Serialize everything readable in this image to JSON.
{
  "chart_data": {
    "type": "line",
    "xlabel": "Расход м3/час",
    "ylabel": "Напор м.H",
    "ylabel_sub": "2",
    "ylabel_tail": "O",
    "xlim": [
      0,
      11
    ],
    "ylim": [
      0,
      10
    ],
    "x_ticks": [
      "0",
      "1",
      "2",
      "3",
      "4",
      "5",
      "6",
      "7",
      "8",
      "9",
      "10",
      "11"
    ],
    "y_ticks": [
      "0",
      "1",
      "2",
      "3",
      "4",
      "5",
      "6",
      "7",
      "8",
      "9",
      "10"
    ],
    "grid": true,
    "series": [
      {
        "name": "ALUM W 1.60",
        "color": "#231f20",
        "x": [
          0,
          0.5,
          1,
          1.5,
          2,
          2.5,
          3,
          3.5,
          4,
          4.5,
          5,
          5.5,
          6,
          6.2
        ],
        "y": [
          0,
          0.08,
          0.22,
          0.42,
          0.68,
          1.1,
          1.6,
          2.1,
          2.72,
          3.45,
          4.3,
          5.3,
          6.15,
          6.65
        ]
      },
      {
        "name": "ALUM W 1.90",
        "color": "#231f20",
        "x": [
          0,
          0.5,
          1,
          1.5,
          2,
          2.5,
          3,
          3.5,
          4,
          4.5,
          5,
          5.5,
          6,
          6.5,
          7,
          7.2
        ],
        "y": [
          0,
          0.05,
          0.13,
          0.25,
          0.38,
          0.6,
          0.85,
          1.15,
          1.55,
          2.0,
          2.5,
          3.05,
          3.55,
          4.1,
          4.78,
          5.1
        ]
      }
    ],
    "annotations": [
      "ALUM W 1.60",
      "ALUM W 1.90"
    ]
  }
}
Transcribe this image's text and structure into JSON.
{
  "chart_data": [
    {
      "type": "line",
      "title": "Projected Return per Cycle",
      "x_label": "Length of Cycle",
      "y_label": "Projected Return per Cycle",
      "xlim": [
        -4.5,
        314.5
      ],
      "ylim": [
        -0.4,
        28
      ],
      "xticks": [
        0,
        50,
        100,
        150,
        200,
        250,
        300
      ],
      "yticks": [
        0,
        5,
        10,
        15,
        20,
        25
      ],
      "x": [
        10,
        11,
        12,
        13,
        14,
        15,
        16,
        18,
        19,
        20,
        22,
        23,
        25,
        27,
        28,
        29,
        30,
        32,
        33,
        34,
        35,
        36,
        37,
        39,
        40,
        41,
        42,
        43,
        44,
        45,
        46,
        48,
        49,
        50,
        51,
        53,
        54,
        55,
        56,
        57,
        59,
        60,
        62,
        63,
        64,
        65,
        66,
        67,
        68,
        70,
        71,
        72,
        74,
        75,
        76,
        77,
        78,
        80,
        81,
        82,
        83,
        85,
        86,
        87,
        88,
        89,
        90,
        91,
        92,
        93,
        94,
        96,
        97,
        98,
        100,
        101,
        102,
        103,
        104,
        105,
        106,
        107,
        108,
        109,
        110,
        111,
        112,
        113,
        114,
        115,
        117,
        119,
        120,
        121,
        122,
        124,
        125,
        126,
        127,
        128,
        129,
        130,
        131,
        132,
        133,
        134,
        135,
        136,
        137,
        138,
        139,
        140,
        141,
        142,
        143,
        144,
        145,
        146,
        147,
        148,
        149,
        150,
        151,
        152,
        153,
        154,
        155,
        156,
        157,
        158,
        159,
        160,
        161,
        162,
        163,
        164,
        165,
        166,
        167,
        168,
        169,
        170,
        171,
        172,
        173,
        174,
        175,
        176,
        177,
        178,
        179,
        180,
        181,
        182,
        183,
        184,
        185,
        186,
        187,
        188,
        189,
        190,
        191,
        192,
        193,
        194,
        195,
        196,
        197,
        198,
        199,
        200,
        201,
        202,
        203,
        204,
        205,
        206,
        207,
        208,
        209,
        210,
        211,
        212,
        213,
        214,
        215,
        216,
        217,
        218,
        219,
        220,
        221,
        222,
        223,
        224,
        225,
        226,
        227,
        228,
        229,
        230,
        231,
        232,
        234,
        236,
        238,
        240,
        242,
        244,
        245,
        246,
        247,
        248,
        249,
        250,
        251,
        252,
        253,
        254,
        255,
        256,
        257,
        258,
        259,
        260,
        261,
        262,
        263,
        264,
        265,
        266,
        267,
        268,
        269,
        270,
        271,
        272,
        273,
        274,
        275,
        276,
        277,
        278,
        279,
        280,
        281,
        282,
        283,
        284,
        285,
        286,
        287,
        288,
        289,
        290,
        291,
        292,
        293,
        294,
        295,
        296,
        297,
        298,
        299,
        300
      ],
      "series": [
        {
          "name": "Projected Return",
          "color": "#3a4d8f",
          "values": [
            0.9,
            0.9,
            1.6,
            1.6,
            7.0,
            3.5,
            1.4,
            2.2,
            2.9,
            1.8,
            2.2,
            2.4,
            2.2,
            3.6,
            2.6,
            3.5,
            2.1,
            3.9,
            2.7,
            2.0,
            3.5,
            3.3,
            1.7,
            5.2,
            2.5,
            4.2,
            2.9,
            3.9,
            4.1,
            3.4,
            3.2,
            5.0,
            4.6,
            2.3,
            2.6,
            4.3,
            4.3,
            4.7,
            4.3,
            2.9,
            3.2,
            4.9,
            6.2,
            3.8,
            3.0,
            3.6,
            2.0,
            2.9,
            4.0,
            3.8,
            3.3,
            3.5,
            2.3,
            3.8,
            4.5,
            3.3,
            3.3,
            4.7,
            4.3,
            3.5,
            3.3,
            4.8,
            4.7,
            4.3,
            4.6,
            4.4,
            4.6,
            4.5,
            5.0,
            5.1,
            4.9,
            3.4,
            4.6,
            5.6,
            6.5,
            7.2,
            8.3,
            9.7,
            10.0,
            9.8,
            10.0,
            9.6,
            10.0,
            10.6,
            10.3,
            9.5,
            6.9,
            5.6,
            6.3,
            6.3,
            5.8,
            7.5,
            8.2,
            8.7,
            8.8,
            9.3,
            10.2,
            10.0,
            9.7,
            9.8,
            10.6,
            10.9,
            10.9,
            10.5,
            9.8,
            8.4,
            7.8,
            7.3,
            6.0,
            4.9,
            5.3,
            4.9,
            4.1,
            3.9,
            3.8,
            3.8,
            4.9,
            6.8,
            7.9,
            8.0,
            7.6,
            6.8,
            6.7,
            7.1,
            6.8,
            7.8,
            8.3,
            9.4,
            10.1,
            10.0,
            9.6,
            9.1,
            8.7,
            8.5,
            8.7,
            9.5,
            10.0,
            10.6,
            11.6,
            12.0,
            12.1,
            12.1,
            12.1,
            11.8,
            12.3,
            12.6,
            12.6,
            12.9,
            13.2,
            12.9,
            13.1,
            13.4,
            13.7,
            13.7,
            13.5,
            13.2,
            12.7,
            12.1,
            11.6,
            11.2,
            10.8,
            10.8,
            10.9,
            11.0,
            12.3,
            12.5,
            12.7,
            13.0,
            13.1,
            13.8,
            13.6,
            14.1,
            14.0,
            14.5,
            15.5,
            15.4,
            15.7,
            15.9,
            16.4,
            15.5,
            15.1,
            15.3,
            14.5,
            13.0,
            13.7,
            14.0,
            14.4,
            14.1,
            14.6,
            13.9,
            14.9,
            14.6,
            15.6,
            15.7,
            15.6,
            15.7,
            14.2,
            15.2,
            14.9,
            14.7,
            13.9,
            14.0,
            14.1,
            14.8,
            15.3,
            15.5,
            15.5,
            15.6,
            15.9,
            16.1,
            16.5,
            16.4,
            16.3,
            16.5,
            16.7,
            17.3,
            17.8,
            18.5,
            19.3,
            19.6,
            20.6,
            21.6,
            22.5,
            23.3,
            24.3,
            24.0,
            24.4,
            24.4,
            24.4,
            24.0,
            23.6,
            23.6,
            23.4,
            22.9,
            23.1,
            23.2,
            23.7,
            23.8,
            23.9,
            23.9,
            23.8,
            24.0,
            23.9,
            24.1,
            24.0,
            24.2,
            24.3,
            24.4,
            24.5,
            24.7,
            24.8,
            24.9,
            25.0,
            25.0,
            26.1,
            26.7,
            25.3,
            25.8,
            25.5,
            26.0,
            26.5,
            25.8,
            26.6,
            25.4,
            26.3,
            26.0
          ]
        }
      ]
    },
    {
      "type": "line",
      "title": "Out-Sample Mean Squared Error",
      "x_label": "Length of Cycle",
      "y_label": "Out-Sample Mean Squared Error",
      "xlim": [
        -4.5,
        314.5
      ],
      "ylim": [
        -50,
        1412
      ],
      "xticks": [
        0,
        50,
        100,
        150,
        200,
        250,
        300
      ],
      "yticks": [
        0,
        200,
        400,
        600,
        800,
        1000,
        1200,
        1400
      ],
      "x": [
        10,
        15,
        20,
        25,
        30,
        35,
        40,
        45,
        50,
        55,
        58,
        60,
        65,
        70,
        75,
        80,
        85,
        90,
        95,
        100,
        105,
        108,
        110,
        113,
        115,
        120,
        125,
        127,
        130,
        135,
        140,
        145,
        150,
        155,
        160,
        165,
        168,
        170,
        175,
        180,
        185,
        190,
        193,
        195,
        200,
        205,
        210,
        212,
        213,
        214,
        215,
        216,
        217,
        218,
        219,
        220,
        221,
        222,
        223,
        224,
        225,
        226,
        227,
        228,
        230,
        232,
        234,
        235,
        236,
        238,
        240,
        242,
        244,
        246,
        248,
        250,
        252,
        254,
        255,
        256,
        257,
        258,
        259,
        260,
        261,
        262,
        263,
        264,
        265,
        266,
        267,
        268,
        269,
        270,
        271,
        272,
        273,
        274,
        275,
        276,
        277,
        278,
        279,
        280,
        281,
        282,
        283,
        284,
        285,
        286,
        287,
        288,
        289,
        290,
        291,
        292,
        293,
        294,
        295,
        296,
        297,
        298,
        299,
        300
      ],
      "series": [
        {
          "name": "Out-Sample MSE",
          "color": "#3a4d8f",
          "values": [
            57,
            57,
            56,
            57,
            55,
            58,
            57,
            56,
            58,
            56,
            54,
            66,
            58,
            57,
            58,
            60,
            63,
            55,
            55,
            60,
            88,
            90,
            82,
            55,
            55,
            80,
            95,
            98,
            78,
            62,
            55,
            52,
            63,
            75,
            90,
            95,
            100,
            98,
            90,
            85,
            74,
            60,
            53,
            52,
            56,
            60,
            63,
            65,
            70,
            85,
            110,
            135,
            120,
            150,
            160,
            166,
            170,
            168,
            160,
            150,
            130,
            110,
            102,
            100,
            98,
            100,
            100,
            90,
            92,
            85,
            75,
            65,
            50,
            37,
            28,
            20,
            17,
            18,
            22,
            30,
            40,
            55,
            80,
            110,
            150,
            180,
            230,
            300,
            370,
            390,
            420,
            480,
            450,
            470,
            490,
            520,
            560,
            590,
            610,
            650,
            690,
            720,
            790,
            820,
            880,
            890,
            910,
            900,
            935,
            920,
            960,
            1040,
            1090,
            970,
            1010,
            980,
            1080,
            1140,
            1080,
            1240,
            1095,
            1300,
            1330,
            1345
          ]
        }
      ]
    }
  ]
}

____

Required task: Lines containing the word "title" are to be counted in the listing; state their number alone.

Task response: 2